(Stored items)

↓↓↓

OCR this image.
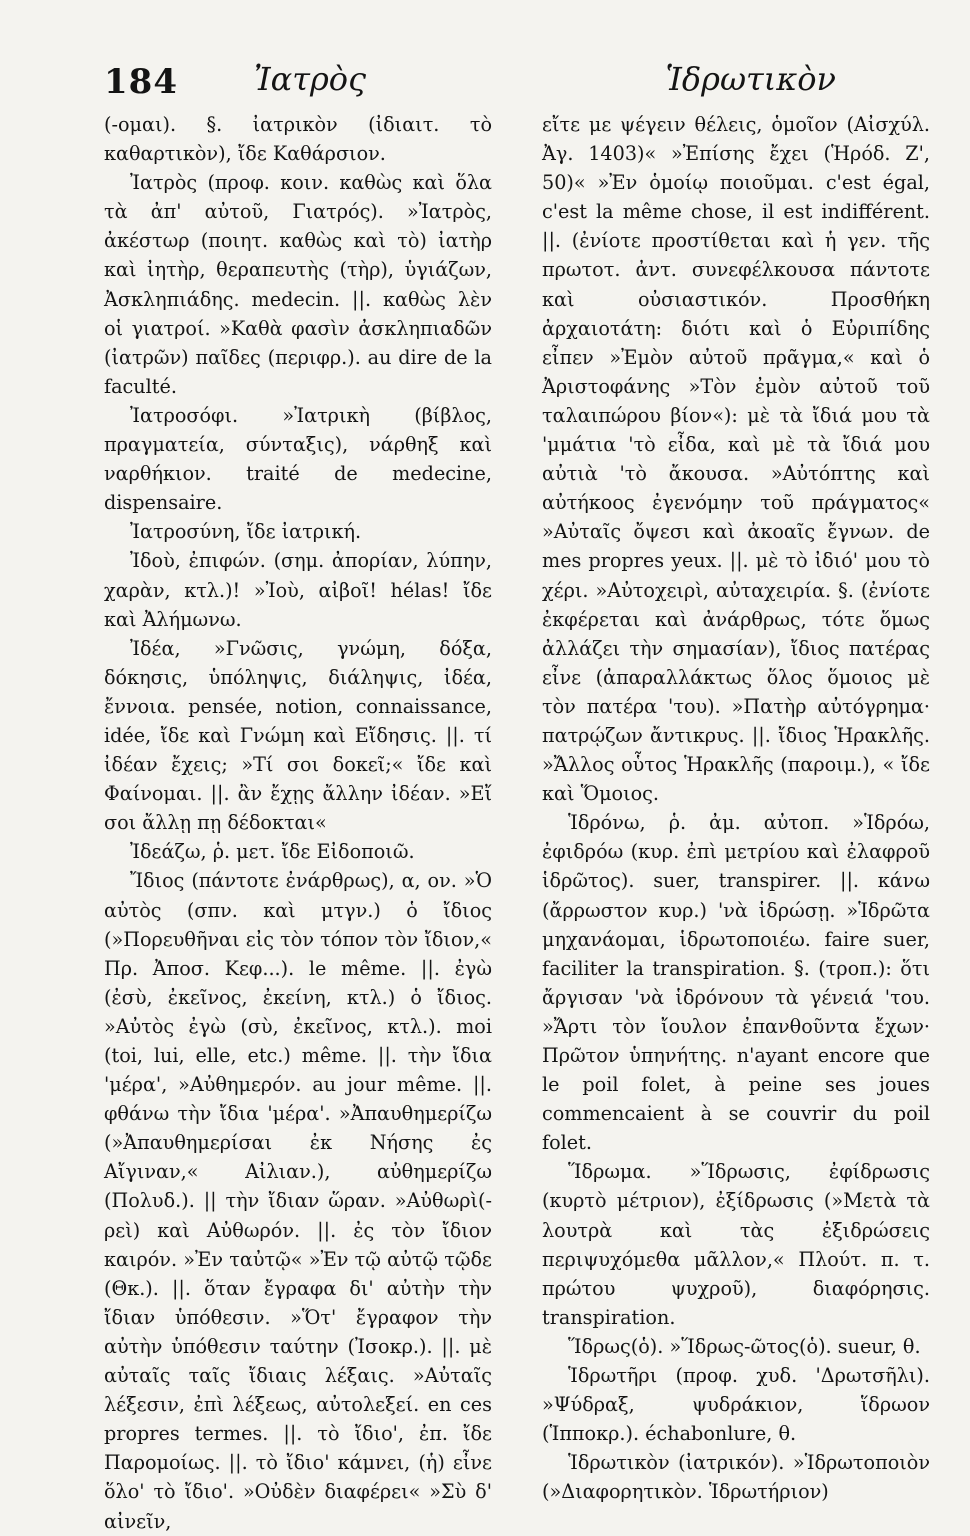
184 Ἰατρὸς	Ἱδρωτικὸν

(-ομαι). §. ἰατρικὸν (ἰδιαιτ. τὸ καθαρτικὸν), ἴδε Καθάρσιον.

Ἰατρὸς (προφ. κοιν. καθὼς καὶ ὅλα τὰ ἀπ' αὐτοῦ, Γιατρός). »Ἰατρὸς, ἀκέστωρ (ποιητ. καθὼς καὶ τὸ) ἰατὴρ καὶ ἰητὴρ, θεραπευτὴς (τὴρ), ὑγιάζων, Ἀσκληπιάδης. medecin. ||. καθὼς λὲν οἱ γιατροί. »Καθὰ φασὶν ἀσκληπιαδῶν (ἰατρῶν) παῖδες (περιφρ.). au dire de la faculté.

Ἰατροσόφι. »Ἰατρικὴ (βίβλος, πραγματεία, σύνταξις), νάρθηξ καὶ ναρθήκιον. traité de medecine, dispensaire.

Ἰατροσύνη, ἴδε ἰατρική.

Ἰδοὺ, ἐπιφών. (σημ. ἀπορίαν, λύπην, χαρὰν, κτλ.)! »Ἰοὺ, αἰβοῖ! hélas! ἴδε καὶ Ἀλήμωνω.

Ἰδέα, »Γνῶσις, γνώμη, δόξα, δόκησις, ὑπόληψις, διάληψις, ἰδέα, ἔννοια. pensée, notion, connaissance, idée, ἴδε καὶ Γνώμη καὶ Εἴδησις. ||. τί ἰδέαν ἔχεις; »Τί σοι δοκεῖ;« ἴδε καὶ Φαίνομαι. ||. ἂν ἔχῃς ἄλλην ἰδέαν. »Εἴ σοι ἄλλῃ πῃ δέδοκται«

Ἰδεάζω, ῥ. μετ. ἴδε Εἰδοποιῶ.

Ἴδιος (πάντοτε ἐνάρθρως), α, ον. »Ὁ αὐτὸς (σπν. καὶ μτγν.) ὁ ἴδιος (»Πορευθῆναι εἰς τὸν τόπον τὸν ἴδιον,« Πρ. Ἀποσ. Κεφ...). le même. ||. ἐγὼ (ἐσὺ, ἐκεῖνος, ἐκείνη, κτλ.) ὁ ἴδιος. »Αὐτὸς ἐγὼ (σὺ, ἐκεῖνος, κτλ.). moi (toi, lui, elle, etc.) même. ||. τὴν ἴδια 'μέρα', »Αὐθημερόν. au jour même. ||. φθάνω τὴν ἴδια 'μέρα'. »Ἀπαυθημερίζω (»Ἀπαυθημερίσαι ἐκ Νήσης ἐς Αἴγιναν,« Αἰλιαν.), αὐθημερίζω (Πολυδ.). || τὴν ἴδιαν ὥραν. »Αὐθωρὶ(-ρεὶ) καὶ Αὐθωρόν. ||. ἐς τὸν ἴδιον καιρόν. »Ἐν ταὐτῷ« »Ἐν τῷ αὐτῷ τῷδε (Θκ.). ||. ὅταν ἔγραφα δι' αὐτὴν τὴν ἴδιαν ὑπόθεσιν. »Ὅτ' ἔγραφον τὴν αὐτὴν ὑπόθεσιν ταύτην (Ἰσοκρ.). ||. μὲ αὐταῖς ταῖς ἴδιαις λέξαις. »Αὐταῖς λέξεσιν, ἐπὶ λέξεως, αὐτολεξεί. en ces propres termes. ||. τὸ ἴδιο', ἐπ. ἴδε Παρομοίως. ||. τὸ ἴδιο' κάμνει, (ἡ) εἶνε ὅλο' τὸ ἴδιο'. »Οὐδὲν διαφέρει« »Σὺ δ' αἰνεῖν,

εἴτε με ψέγειν θέλεις, ὁμοῖον (Αἰσχύλ. Ἀγ. 1403)« »Ἐπίσης ἔχει (Ἡρόδ. Ζ', 50)« »Ἐν ὁμοίῳ ποιοῦμαι. c'est égal, c'est la même chose, il est indifférent. ||. (ἐνίοτε προστίθεται καὶ ἡ γεν. τῆς πρωτοτ. ἀντ. συνεφέλκουσα πάντοτε καὶ οὐσιαστικόν. Προσθήκη ἀρχαιοτάτη: διότι καὶ ὁ Εὐριπίδης εἶπεν »Ἐμὸν αὐτοῦ πρᾶγμα,« καὶ ὁ Ἀριστοφάνης »Τὸν ἐμὸν αὐτοῦ τοῦ ταλαιπώρου βίον«): μὲ τὰ ἴδιά μου τὰ 'μμάτια 'τὸ εἶδα, καὶ μὲ τὰ ἴδιά μου αὐτιὰ 'τὸ ἄκουσα. »Αὐτόπτης καὶ αὐτήκοος ἐγενόμην τοῦ πράγματος« »Αὐταῖς ὄψεσι καὶ ἀκοαῖς ἔγνων. de mes propres yeux. ||. μὲ τὸ ἰδιό' μου τὸ χέρι. »Αὐτοχειρὶ, αὐταχειρία. §. (ἐνίοτε ἐκφέρεται καὶ ἀνάρθρως, τότε ὅμως ἀλλάζει τὴν σημασίαν), ἴδιος πατέρας εἶνε (ἀπαραλλάκτως ὅλος ὅμοιος μὲ τὸν πατέρα 'του). »Πατὴρ αὐτόγρημα· πατρῴζων ἄντικρυς. ||. ἴδιος Ἡρακλῆς. »Ἄλλος οὗτος Ἡρακλῆς (παροιμ.), « ἴδε καὶ Ὅμοιος.

Ἱδρόνω, ῥ. ἀμ. αὐτοπ. »Ἱδρόω, ἐφιδρόω (κυρ. ἐπὶ μετρίου καὶ ἐλαφροῦ ἱδρῶτος). suer, transpirer. ||. κάνω (ἄρρωστον κυρ.) 'νὰ ἱδρώσῃ. »Ἱδρῶτα μηχανάομαι, ἱδρωτοποιέω. faire suer, faciliter la transpiration. §. (τροπ.): ὅτι ἄργισαν 'νὰ ἱδρόνουν τὰ γένειά 'του. »Ἄρτι τὸν ἴουλον ἐπανθοῦντα ἔχων· Πρῶτον ὑπηνήτης. n'ayant encore que le poil folet, à peine ses joues commencaient à se couvrir du poil folet.

Ἵδρωμα. »Ἵδρωσις, ἐφίδρωσις (κυρτὸ μέτριον), ἐξίδρωσις (»Μετὰ τὰ λουτρὰ καὶ τὰς ἐξιδρώσεις περιψυχόμεθα μᾶλλον,« Πλούτ. π. τ. πρώτου ψυχροῦ), διαφόρησις. transpiration.

Ἵδρως(ὁ). »Ἵδρως-ῶτος(ὁ). sueur, θ.

Ἱδρωτῆρι (προφ. χυδ. 'Δρωτσῆλι). »Ψύδραξ, ψυδράκιον, ἵδρωον (Ἱπποκρ.). échabonlure, θ.

Ἱδρωτικὸν (ἰατρικόν). »Ἱδρωτοποιὸν (»Διαφορητικὸν. Ἱδρωτήριον)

↑↑↑

### Task requirements
Write out the records above exactly as they stand, leaving out every picture.

### Reply to the task
OCR this image.
184 Ἰατρὸς	Ἱδρωτικὸν

(-ομαι). §. ἰατρικὸν (ἰδιαιτ. τὸ καθαρτικὸν), ἴδε Καθάρσιον.

Ἰατρὸς (προφ. κοιν. καθὼς καὶ ὅλα τὰ ἀπ' αὐτοῦ, Γιατρός). »Ἰατρὸς, ἀκέστωρ (ποιητ. καθὼς καὶ τὸ) ἰατὴρ καὶ ἰητὴρ, θεραπευτὴς (τὴρ), ὑγιάζων, Ἀσκληπιάδης. medecin. ||. καθὼς λὲν οἱ γιατροί. »Καθὰ φασὶν ἀσκληπιαδῶν (ἰατρῶν) παῖδες (περιφρ.). au dire de la faculté.

Ἰατροσόφι. »Ἰατρικὴ (βίβλος, πραγματεία, σύνταξις), νάρθηξ καὶ ναρθήκιον. traité de medecine, dispensaire.

Ἰατροσύνη, ἴδε ἰατρική.

Ἰδοὺ, ἐπιφών. (σημ. ἀπορίαν, λύπην, χαρὰν, κτλ.)! »Ἰοὺ, αἰβοῖ! hélas! ἴδε καὶ Ἀλήμωνω.

Ἰδέα, »Γνῶσις, γνώμη, δόξα, δόκησις, ὑπόληψις, διάληψις, ἰδέα, ἔννοια. pensée, notion, connaissance, idée, ἴδε καὶ Γνώμη καὶ Εἴδησις. ||. τί ἰδέαν ἔχεις; »Τί σοι δοκεῖ;« ἴδε καὶ Φαίνομαι. ||. ἂν ἔχῃς ἄλλην ἰδέαν. »Εἴ σοι ἄλλῃ πῃ δέδοκται«

Ἰδεάζω, ῥ. μετ. ἴδε Εἰδοποιῶ.

Ἴδιος (πάντοτε ἐνάρθρως), α, ον. »Ὁ αὐτὸς (σπν. καὶ μτγν.) ὁ ἴδιος (»Πορευθῆναι εἰς τὸν τόπον τὸν ἴδιον,« Πρ. Ἀποσ. Κεφ...). le même. ||. ἐγὼ (ἐσὺ, ἐκεῖνος, ἐκείνη, κτλ.) ὁ ἴδιος. »Αὐτὸς ἐγὼ (σὺ, ἐκεῖνος, κτλ.). moi (toi, lui, elle, etc.) même. ||. τὴν ἴδια 'μέρα', »Αὐθημερόν. au jour même. ||. φθάνω τὴν ἴδια 'μέρα'. »Ἀπαυθημερίζω (»Ἀπαυθημερίσαι ἐκ Νήσης ἐς Αἴγιναν,« Αἰλιαν.), αὐθημερίζω (Πολυδ.). || τὴν ἴδιαν ὥραν. »Αὐθωρὶ(-ρεὶ) καὶ Αὐθωρόν. ||. ἐς τὸν ἴδιον καιρόν. »Ἐν ταὐτῷ« »Ἐν τῷ αὐτῷ τῷδε (Θκ.). ||. ὅταν ἔγραφα δι' αὐτὴν τὴν ἴδιαν ὑπόθεσιν. »Ὅτ' ἔγραφον τὴν αὐτὴν ὑπόθεσιν ταύτην (Ἰσοκρ.). ||. μὲ αὐταῖς ταῖς ἴδιαις λέξαις. »Αὐταῖς λέξεσιν, ἐπὶ λέξεως, αὐτολεξεί. en ces propres termes. ||. τὸ ἴδιο', ἐπ. ἴδε Παρομοίως. ||. τὸ ἴδιο' κάμνει, (ἡ) εἶνε ὅλο' τὸ ἴδιο'. »Οὐδὲν διαφέρει« »Σὺ δ' αἰνεῖν,

εἴτε με ψέγειν θέλεις, ὁμοῖον (Αἰσχύλ. Ἀγ. 1403)« »Ἐπίσης ἔχει (Ἡρόδ. Ζ', 50)« »Ἐν ὁμοίῳ ποιοῦμαι. c'est égal, c'est la même chose, il est indifférent. ||. (ἐνίοτε προστίθεται καὶ ἡ γεν. τῆς πρωτοτ. ἀντ. συνεφέλκουσα πάντοτε καὶ οὐσιαστικόν. Προσθήκη ἀρχαιοτάτη: διότι καὶ ὁ Εὐριπίδης εἶπεν »Ἐμὸν αὐτοῦ πρᾶγμα,« καὶ ὁ Ἀριστοφάνης »Τὸν ἐμὸν αὐτοῦ τοῦ ταλαιπώρου βίον«): μὲ τὰ ἴδιά μου τὰ 'μμάτια 'τὸ εἶδα, καὶ μὲ τὰ ἴδιά μου αὐτιὰ 'τὸ ἄκουσα. »Αὐτόπτης καὶ αὐτήκοος ἐγενόμην τοῦ πράγματος« »Αὐταῖς ὄψεσι καὶ ἀκοαῖς ἔγνων. de mes propres yeux. ||. μὲ τὸ ἰδιό' μου τὸ χέρι. »Αὐτοχειρὶ, αὐταχειρία. §. (ἐνίοτε ἐκφέρεται καὶ ἀνάρθρως, τότε ὅμως ἀλλάζει τὴν σημασίαν), ἴδιος πατέρας εἶνε (ἀπαραλλάκτως ὅλος ὅμοιος μὲ τὸν πατέρα 'του). »Πατὴρ αὐτόγρημα· πατρῴζων ἄντικρυς. ||. ἴδιος Ἡρακλῆς. »Ἄλλος οὗτος Ἡρακλῆς (παροιμ.), « ἴδε καὶ Ὅμοιος.

Ἱδρόνω, ῥ. ἀμ. αὐτοπ. »Ἱδρόω, ἐφιδρόω (κυρ. ἐπὶ μετρίου καὶ ἐλαφροῦ ἱδρῶτος). suer, transpirer. ||. κάνω (ἄρρωστον κυρ.) 'νὰ ἱδρώσῃ. »Ἱδρῶτα μηχανάομαι, ἱδρωτοποιέω. faire suer, faciliter la transpiration. §. (τροπ.): ὅτι ἄργισαν 'νὰ ἱδρόνουν τὰ γένειά 'του. »Ἄρτι τὸν ἴουλον ἐπανθοῦντα ἔχων· Πρῶτον ὑπηνήτης. n'ayant encore que le poil folet, à peine ses joues commencaient à se couvrir du poil folet.

Ἵδρωμα. »Ἵδρωσις, ἐφίδρωσις (κυρτὸ μέτριον), ἐξίδρωσις (»Μετὰ τὰ λουτρὰ καὶ τὰς ἐξιδρώσεις περιψυχόμεθα μᾶλλον,« Πλούτ. π. τ. πρώτου ψυχροῦ), διαφόρησις. transpiration.

Ἵδρως(ὁ). »Ἵδρως-ῶτος(ὁ). sueur, θ.

Ἱδρωτῆρι (προφ. χυδ. 'Δρωτσῆλι). »Ψύδραξ, ψυδράκιον, ἵδρωον (Ἱπποκρ.). échabonlure, θ.

Ἱδρωτικὸν (ἰατρικόν). »Ἱδρωτοποιὸν (»Διαφορητικὸν. Ἱδρωτήριον)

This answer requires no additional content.